TASK INSTRUCTIONS → Please give the data below again in full, exactly as it stands.

## Begin

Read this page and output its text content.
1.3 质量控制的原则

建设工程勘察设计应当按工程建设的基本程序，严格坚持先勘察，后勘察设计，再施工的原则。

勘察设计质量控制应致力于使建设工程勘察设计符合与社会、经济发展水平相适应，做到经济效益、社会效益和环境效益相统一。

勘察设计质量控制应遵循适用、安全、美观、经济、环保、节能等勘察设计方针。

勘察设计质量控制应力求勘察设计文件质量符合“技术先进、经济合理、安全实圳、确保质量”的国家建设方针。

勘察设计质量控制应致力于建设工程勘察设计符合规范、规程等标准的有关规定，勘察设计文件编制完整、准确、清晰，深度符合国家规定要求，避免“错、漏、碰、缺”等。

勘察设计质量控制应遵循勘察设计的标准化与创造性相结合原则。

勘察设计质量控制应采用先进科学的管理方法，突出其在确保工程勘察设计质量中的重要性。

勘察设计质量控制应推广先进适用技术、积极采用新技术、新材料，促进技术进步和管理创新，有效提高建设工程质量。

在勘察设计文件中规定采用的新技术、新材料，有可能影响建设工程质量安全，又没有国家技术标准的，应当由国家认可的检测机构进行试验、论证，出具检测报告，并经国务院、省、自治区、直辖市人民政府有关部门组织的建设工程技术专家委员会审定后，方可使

## End

EXERCISE OUTPUT →
Read this page and output its text content.
1.3 质量控制的原则

建设工程勘察设计应当按工程建设的基本程序，严格坚持先勘察，后勘察设计，再施工的原则。

勘察设计质量控制应致力于使建设工程勘察设计符合与社会、经济发展水平相适应，做到经济效益、社会效益和环境效益相统一。

勘察设计质量控制应遵循适用、安全、美观、经济、环保、节能等勘察设计方针。

勘察设计质量控制应力求勘察设计文件质量符合“技术先进、经济合理、安全实圳、确保质量”的国家建设方针。

勘察设计质量控制应致力于建设工程勘察设计符合规范、规程等标准的有关规定，勘察设计文件编制完整、准确、清晰，深度符合国家规定要求，避免“错、漏、碰、缺”等。

勘察设计质量控制应遵循勘察设计的标准化与创造性相结合原则。

勘察设计质量控制应采用先进科学的管理方法，突出其在确保工程勘察设计质量中的重要性。

勘察设计质量控制应推广先进适用技术、积极采用新技术、新材料，促进技术进步和管理创新，有效提高建设工程质量。

在勘察设计文件中规定采用的新技术、新材料，有可能影响建设工程质量安全，又没有国家技术标准的，应当由国家认可的检测机构进行试验、论证，出具检测报告，并经国务院、省、自治区、直辖市人民政府有关部门组织的建设工程技术专家委员会审定后，方可使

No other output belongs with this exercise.